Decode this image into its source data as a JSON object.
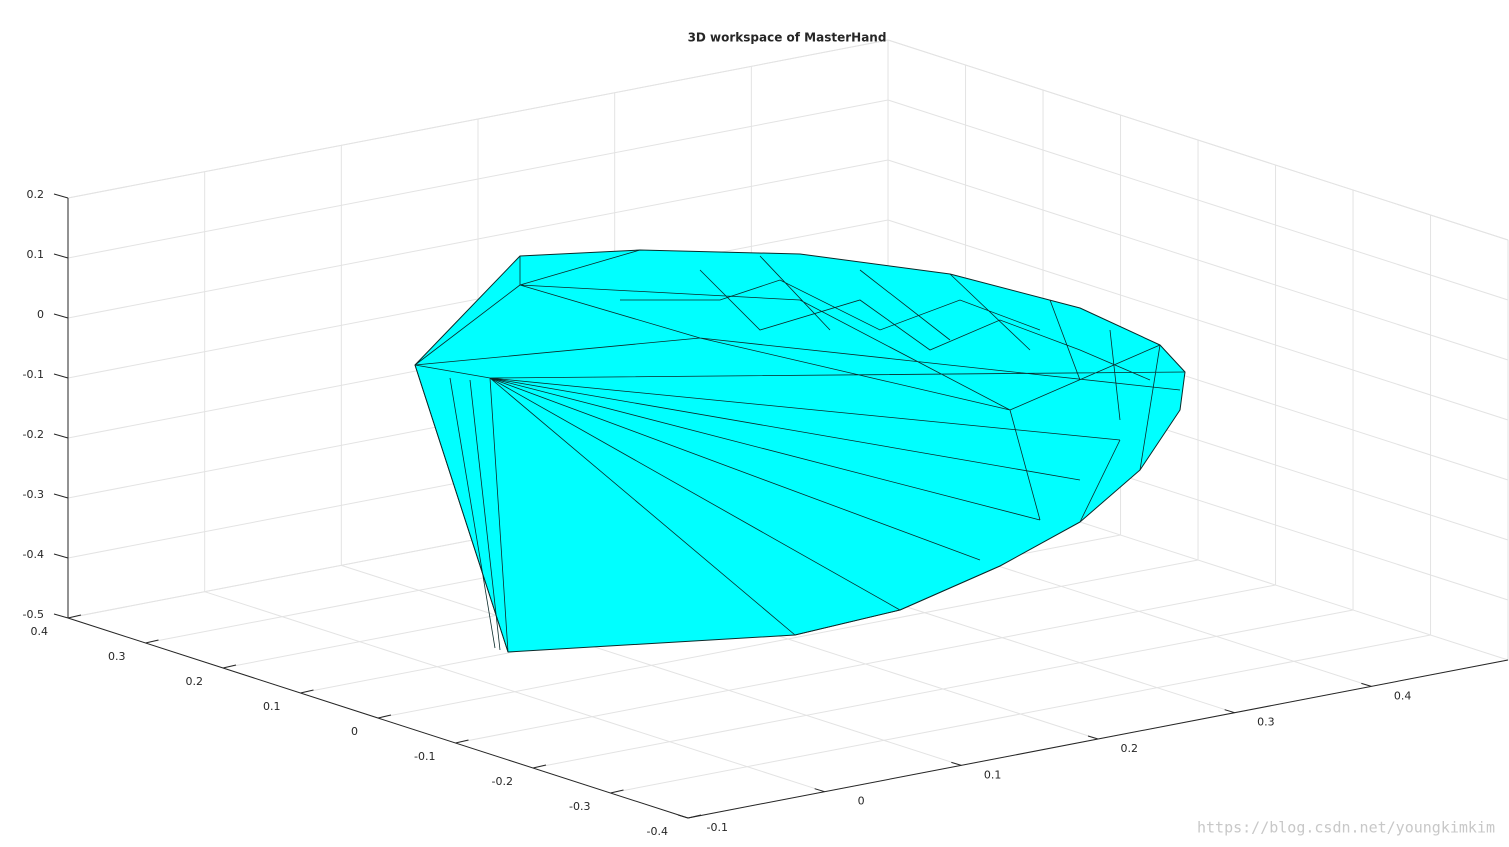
{
  "chart_data": {
    "type": "hull3d",
    "title": "3D workspace of MasterHand",
    "xlim": [
      -0.1,
      0.5
    ],
    "xticks": [
      -0.1,
      0,
      0.1,
      0.2,
      0.3,
      0.4
    ],
    "ylim": [
      -0.4,
      0.4
    ],
    "yticks": [
      0.4,
      0.3,
      0.2,
      0.1,
      0,
      -0.1,
      -0.2,
      -0.3,
      -0.4
    ],
    "zlim": [
      -0.5,
      0.2
    ],
    "zticks": [
      0.2,
      0.1,
      0,
      -0.1,
      -0.2,
      -0.3,
      -0.4,
      -0.5
    ],
    "grid": true,
    "color": "#00ffff"
  },
  "watermark": "https://blog.csdn.net/youngkimkim"
}
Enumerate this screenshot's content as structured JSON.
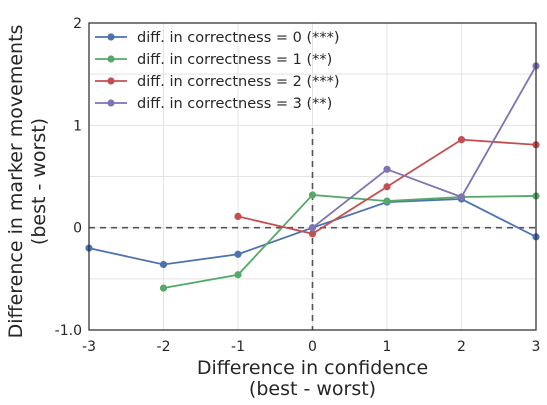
{
  "chart_data": {
    "type": "line",
    "xlabel_lines": [
      "Difference in confidence",
      "(best - worst)"
    ],
    "ylabel_lines": [
      "Difference in marker movements",
      "(best - worst)"
    ],
    "xlim": [
      -3,
      3
    ],
    "ylim": [
      -1.0,
      2
    ],
    "xticks": [
      -3,
      -2,
      -1,
      0,
      1,
      2,
      3
    ],
    "xtick_labels": [
      "-3",
      "-2",
      "-1",
      "0",
      "1",
      "2",
      "3"
    ],
    "yticks": [
      -1.0,
      0,
      1,
      2
    ],
    "ytick_labels": [
      "-1.0",
      "0",
      "1",
      "2"
    ],
    "minor_y_gridlines": [
      -0.5,
      0.5,
      1.5
    ],
    "grid": true,
    "reference_lines": {
      "horizontal_y": 0,
      "vertical_x": 0,
      "style": "dashed"
    },
    "legend_position": "top-left",
    "series": [
      {
        "name": "diff. in correctness = 0 (***)",
        "color": "#4c72b0",
        "x": [
          -3,
          -2,
          -1,
          0,
          1,
          2,
          3
        ],
        "y": [
          -0.2,
          -0.36,
          -0.26,
          0.0,
          0.25,
          0.28,
          -0.09
        ]
      },
      {
        "name": "diff. in correctness = 1 (**)",
        "color": "#55a868",
        "x": [
          -2,
          -1,
          0,
          1,
          2,
          3
        ],
        "y": [
          -0.59,
          -0.46,
          0.32,
          0.26,
          0.3,
          0.31
        ]
      },
      {
        "name": "diff. in correctness = 2 (***)",
        "color": "#c44e52",
        "x": [
          -1,
          0,
          1,
          2,
          3
        ],
        "y": [
          0.11,
          -0.06,
          0.4,
          0.86,
          0.81
        ]
      },
      {
        "name": "diff. in correctness = 3 (**)",
        "color": "#8172b2",
        "x": [
          0,
          1,
          2,
          3
        ],
        "y": [
          0.0,
          0.57,
          0.3,
          1.58
        ]
      }
    ]
  }
}
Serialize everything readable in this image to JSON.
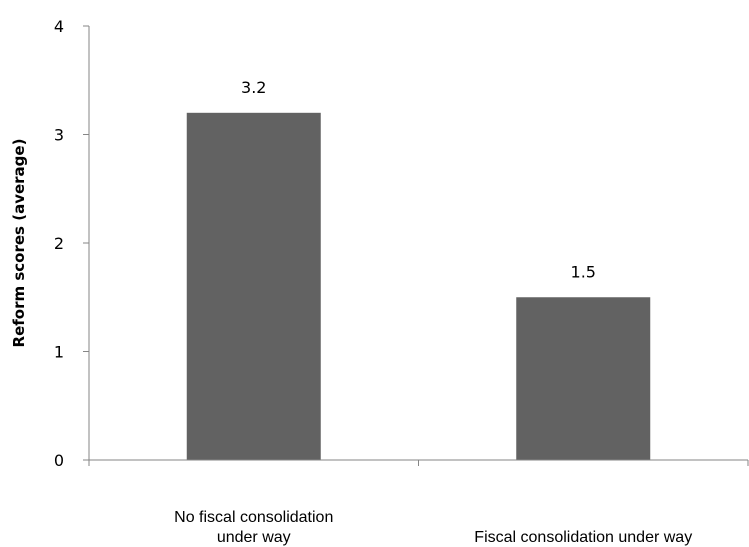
{
  "chart_data": {
    "type": "bar",
    "title": "",
    "xlabel": "",
    "ylabel": "Reform scores (average)",
    "categories": [
      [
        "No fiscal consolidation",
        "under way"
      ],
      [
        "Fiscal consolidation under way"
      ]
    ],
    "values": [
      3.2,
      1.5
    ],
    "data_labels": [
      "3.2",
      "1.5"
    ],
    "ylim": [
      0,
      4
    ],
    "yticks": [
      0,
      1,
      2,
      3,
      4
    ],
    "grid": false,
    "legend": "none",
    "colors": {
      "bar": "#626262",
      "axis": "#868686"
    }
  }
}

Goal:
From the records above, pull out every line containing the word "JSON".

Solved problem:
Decode this image into its source data as a JSON object.
Enumerate this screenshot's content as structured JSON.
Serialize everything readable in this image to JSON.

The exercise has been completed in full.